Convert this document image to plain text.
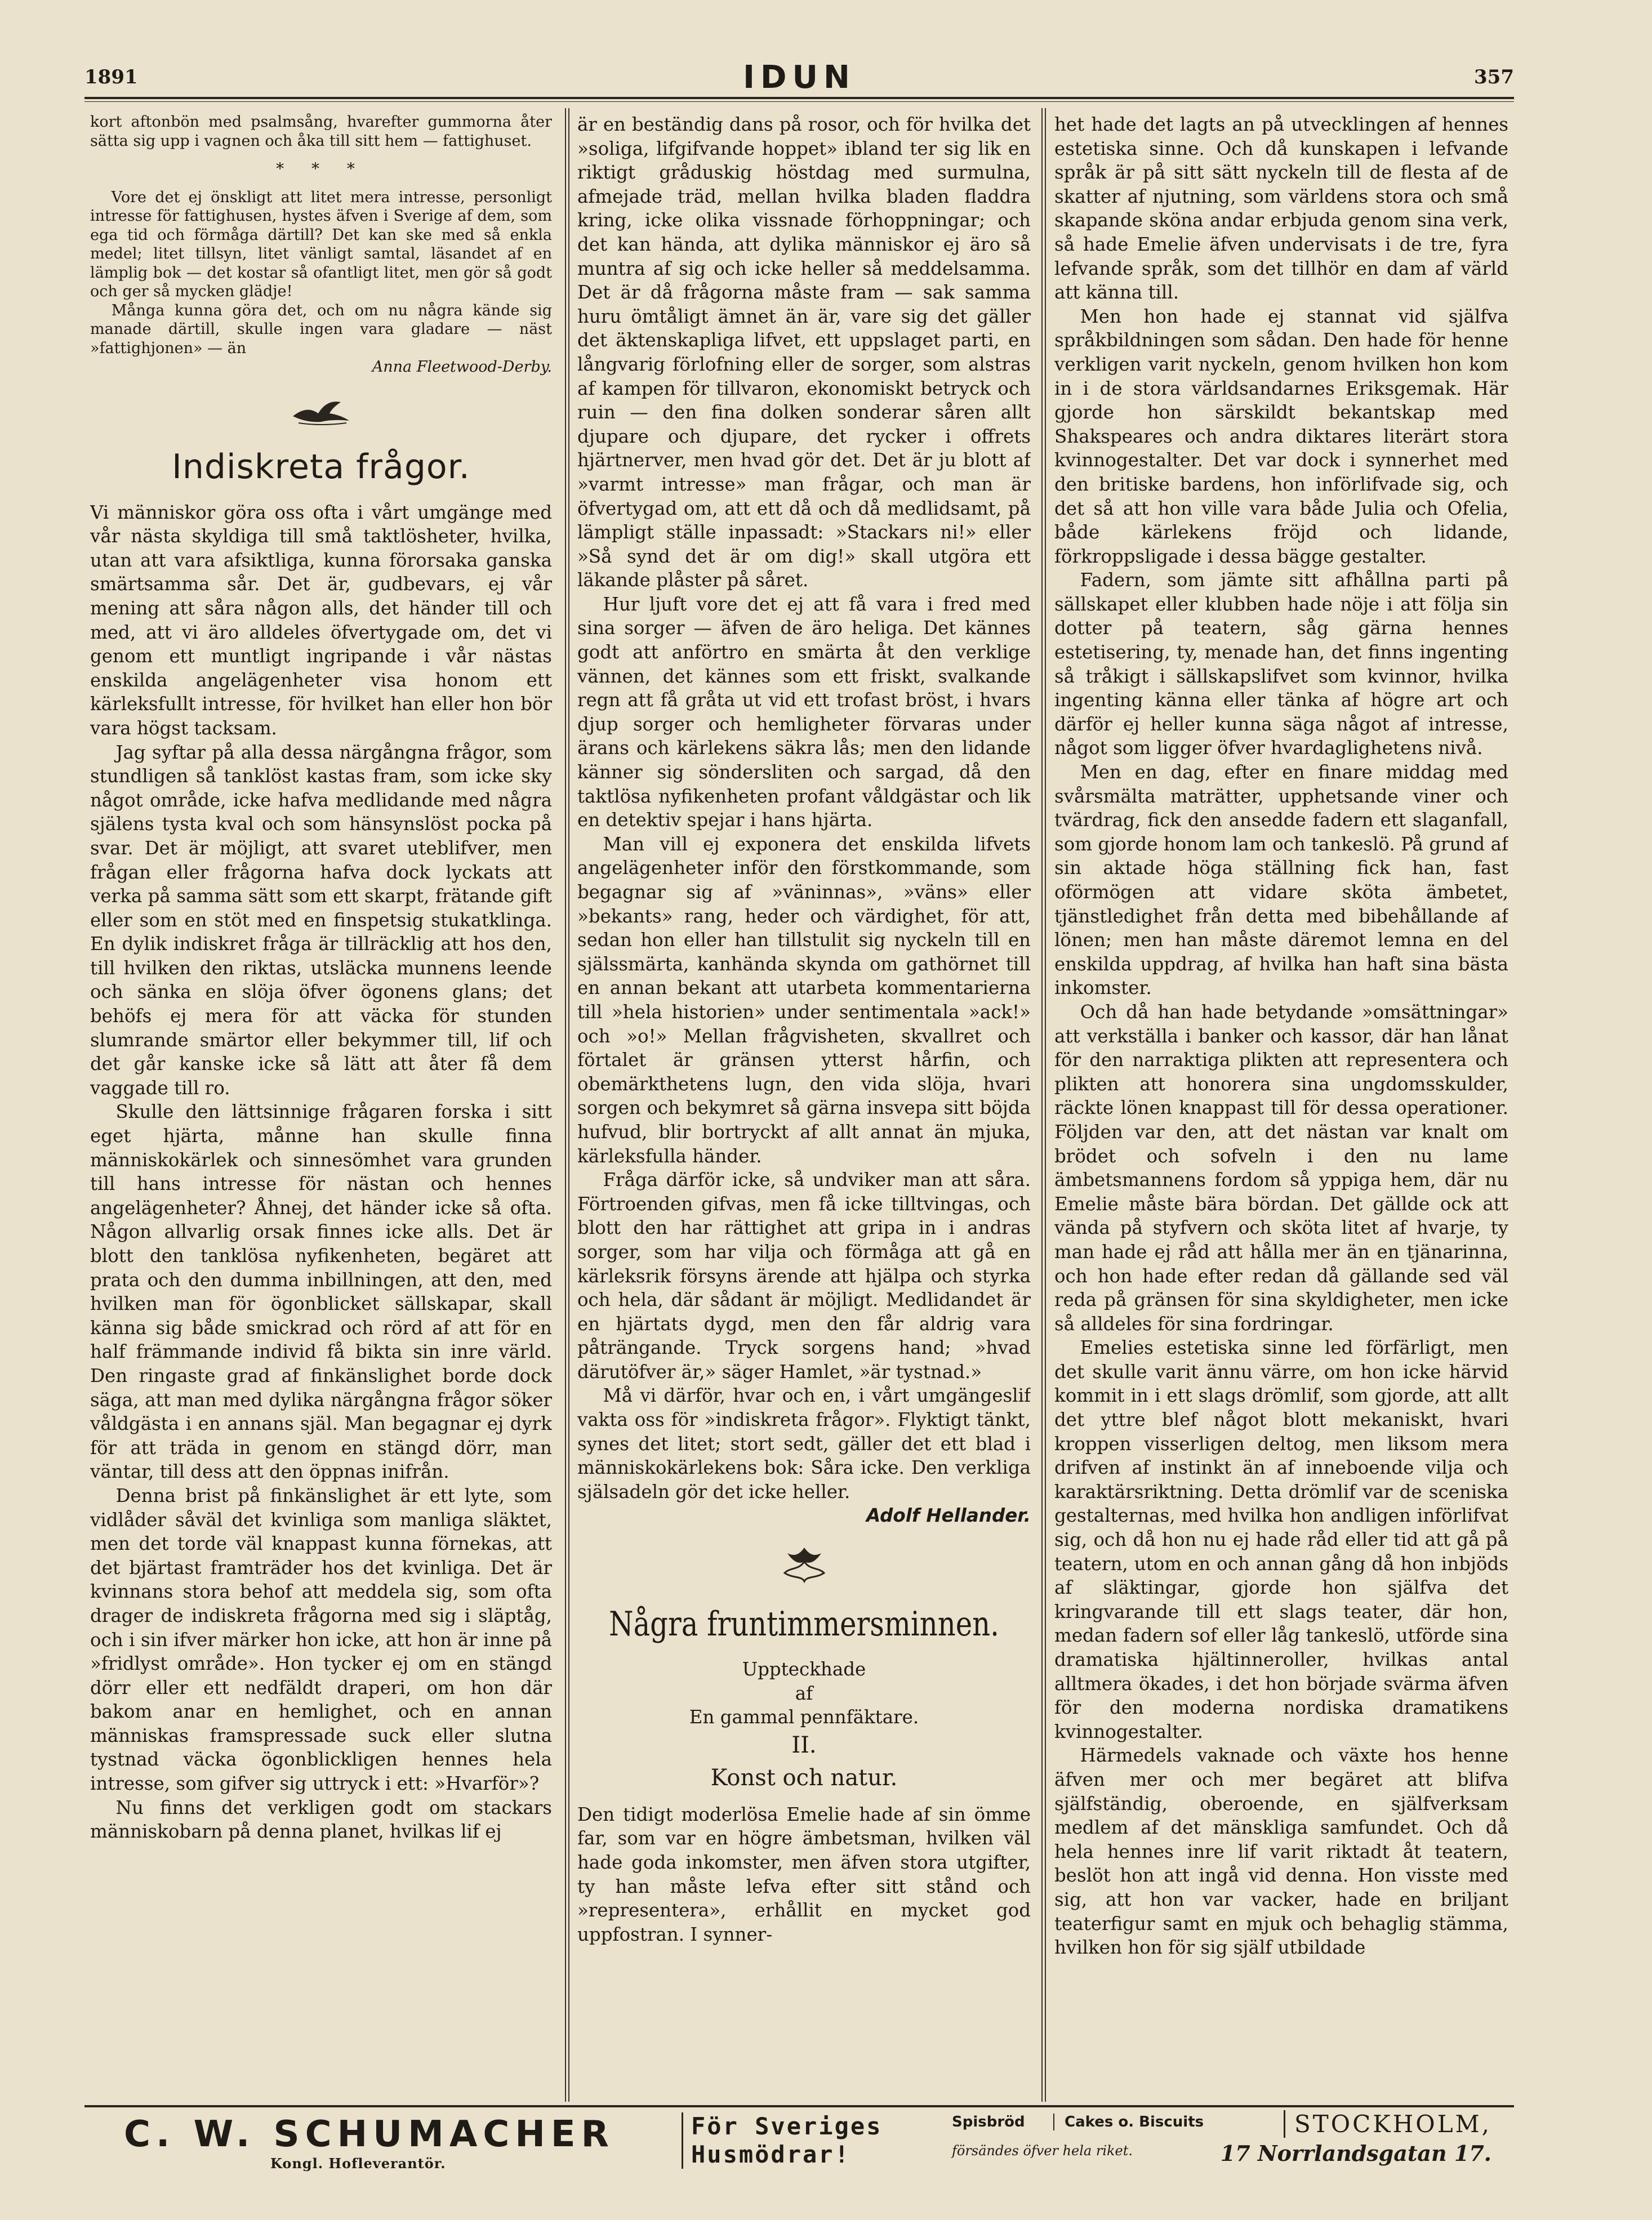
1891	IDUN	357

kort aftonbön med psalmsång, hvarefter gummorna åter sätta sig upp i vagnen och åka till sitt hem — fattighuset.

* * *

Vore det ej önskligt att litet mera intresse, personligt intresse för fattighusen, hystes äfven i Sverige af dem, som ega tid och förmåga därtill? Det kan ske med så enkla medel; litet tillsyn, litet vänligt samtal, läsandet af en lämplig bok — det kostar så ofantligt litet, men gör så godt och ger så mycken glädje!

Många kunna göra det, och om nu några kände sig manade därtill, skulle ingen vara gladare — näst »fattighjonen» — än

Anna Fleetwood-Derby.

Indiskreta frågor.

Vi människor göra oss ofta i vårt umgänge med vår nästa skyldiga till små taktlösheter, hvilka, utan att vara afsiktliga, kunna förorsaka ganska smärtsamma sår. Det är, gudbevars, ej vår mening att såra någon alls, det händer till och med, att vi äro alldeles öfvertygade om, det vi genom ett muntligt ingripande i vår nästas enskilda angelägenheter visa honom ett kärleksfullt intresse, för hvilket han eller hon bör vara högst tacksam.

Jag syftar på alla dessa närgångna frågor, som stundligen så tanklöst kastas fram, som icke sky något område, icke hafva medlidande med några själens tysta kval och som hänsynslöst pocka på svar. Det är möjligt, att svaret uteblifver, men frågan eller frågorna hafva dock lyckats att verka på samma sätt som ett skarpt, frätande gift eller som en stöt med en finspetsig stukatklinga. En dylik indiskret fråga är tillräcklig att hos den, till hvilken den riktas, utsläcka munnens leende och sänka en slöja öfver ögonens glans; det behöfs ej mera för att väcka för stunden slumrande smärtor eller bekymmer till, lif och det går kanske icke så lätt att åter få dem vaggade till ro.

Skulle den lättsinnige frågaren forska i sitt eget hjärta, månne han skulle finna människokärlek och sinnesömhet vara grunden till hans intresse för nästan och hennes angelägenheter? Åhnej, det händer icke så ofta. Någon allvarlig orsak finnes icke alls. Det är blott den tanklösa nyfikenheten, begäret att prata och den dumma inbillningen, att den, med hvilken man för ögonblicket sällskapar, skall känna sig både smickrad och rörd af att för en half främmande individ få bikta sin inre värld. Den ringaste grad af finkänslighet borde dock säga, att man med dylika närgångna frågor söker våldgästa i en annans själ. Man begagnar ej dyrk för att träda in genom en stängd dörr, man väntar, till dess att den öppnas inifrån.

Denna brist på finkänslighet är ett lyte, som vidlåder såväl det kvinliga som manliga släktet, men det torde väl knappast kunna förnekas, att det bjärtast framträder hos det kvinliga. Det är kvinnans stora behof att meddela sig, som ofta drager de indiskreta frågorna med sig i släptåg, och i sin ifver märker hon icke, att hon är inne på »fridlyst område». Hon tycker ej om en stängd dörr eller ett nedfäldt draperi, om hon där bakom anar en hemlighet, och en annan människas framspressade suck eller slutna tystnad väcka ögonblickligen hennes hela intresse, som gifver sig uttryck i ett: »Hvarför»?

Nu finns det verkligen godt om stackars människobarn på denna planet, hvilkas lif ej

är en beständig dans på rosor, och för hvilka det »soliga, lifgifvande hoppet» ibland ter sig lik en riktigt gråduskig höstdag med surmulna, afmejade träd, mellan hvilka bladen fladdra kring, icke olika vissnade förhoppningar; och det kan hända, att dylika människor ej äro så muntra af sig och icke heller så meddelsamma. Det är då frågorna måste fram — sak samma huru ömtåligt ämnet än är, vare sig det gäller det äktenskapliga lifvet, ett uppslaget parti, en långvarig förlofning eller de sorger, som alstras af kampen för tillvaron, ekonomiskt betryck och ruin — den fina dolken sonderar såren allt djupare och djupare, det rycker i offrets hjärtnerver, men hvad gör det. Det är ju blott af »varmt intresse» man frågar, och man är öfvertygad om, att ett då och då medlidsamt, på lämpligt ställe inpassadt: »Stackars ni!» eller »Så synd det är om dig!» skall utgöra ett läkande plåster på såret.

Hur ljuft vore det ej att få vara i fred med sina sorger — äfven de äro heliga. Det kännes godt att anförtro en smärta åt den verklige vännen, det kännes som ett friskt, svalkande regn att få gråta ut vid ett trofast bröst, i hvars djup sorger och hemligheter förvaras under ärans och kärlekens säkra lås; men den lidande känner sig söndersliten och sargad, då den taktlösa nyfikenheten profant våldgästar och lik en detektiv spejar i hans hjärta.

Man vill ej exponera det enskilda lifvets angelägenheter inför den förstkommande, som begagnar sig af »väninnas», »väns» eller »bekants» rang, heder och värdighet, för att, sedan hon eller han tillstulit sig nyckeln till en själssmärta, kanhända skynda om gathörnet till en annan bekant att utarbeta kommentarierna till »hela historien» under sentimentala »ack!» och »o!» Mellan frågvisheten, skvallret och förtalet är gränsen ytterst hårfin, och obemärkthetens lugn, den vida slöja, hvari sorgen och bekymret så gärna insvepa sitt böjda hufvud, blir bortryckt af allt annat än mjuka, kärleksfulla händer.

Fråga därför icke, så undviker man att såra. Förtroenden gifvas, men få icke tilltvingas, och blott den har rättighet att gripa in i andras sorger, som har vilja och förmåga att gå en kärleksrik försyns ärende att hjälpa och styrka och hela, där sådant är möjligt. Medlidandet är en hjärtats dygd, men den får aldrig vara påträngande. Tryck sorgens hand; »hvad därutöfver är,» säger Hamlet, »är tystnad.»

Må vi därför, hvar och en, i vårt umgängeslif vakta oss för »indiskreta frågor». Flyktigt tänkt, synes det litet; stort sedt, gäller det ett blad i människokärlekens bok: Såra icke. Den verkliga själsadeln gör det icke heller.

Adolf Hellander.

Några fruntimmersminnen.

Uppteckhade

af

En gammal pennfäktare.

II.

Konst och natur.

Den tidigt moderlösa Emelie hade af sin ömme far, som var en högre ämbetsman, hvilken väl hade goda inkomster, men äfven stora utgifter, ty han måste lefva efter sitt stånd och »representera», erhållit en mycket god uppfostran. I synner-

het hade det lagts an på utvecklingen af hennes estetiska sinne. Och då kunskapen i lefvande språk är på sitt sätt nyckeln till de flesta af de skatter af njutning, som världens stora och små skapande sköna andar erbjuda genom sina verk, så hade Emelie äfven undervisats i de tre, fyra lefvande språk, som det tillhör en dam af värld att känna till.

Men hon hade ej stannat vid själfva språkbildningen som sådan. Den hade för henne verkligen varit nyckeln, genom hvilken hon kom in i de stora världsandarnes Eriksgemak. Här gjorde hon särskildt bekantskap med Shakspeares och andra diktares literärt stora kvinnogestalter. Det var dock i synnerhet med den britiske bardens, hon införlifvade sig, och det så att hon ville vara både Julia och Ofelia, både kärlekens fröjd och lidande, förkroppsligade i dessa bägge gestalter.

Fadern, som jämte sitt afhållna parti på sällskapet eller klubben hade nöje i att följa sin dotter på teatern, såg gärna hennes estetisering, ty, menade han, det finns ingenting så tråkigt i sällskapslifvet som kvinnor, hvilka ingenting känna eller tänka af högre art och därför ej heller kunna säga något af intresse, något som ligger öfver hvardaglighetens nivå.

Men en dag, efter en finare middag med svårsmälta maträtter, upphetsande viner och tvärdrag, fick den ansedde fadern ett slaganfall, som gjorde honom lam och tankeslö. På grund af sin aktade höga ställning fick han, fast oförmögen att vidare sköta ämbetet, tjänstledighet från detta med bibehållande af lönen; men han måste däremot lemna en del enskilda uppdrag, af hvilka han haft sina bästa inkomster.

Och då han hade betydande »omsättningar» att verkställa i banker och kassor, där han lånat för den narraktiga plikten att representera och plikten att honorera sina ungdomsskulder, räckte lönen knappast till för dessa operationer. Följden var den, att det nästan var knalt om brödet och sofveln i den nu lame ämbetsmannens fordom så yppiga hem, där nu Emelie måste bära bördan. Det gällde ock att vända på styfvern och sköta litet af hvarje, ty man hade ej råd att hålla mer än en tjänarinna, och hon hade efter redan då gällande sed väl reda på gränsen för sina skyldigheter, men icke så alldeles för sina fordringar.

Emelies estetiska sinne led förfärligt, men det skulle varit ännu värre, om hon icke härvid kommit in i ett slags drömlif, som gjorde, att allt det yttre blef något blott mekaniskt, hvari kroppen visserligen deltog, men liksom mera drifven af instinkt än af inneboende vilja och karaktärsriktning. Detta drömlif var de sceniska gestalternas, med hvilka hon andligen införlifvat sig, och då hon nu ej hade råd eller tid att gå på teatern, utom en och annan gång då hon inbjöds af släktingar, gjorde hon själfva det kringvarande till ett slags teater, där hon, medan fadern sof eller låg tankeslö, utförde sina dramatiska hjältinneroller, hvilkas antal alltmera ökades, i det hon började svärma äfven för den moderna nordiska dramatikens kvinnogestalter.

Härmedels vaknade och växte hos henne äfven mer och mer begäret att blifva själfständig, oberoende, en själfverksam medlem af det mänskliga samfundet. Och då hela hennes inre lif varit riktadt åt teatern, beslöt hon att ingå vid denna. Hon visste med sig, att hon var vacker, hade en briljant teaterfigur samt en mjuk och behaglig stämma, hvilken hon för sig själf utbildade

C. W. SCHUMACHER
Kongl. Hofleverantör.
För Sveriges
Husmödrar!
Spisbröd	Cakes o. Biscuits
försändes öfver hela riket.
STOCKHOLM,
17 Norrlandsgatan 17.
────────
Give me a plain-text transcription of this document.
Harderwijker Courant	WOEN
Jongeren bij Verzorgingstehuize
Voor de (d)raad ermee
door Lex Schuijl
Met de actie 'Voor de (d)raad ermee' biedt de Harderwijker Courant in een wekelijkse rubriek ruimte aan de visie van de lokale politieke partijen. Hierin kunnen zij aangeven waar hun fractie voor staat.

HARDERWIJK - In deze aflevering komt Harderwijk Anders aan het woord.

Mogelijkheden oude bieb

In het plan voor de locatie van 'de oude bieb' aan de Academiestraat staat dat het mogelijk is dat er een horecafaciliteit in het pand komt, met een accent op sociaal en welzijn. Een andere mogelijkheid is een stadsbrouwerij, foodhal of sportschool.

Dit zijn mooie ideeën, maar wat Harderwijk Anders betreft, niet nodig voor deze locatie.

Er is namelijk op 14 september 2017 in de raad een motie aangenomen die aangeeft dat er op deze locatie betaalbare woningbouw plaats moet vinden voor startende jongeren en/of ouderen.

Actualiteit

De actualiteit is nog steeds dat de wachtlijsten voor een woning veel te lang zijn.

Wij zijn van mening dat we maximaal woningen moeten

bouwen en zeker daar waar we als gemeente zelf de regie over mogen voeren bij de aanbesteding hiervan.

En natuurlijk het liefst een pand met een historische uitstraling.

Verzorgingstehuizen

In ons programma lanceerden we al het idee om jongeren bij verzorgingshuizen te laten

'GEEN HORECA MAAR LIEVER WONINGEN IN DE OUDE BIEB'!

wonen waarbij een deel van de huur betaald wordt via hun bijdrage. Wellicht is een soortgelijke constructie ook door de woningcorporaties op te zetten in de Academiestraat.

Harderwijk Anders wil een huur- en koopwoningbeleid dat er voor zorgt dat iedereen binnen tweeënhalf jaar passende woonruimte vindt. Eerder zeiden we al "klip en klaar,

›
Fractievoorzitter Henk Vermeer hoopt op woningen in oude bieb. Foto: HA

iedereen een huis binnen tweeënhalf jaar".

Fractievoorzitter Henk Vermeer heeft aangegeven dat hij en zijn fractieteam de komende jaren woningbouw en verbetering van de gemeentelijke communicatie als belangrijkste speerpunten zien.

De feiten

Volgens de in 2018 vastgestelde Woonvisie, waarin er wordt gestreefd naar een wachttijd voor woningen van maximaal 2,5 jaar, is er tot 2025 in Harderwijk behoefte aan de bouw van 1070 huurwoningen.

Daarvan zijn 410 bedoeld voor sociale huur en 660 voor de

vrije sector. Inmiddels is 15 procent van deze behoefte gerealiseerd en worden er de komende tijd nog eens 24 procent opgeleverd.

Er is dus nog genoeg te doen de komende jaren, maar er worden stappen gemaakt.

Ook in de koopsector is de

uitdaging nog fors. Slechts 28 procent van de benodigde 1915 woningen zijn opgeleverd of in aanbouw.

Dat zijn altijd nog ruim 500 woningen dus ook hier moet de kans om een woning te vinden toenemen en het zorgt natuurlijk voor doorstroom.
────────
§ **PROBLEM DESCRIPTION**
Could you state how many lines in the data hold the word "förmåga"? Only the number should be given.

§ **YOUR RESPONSE**
2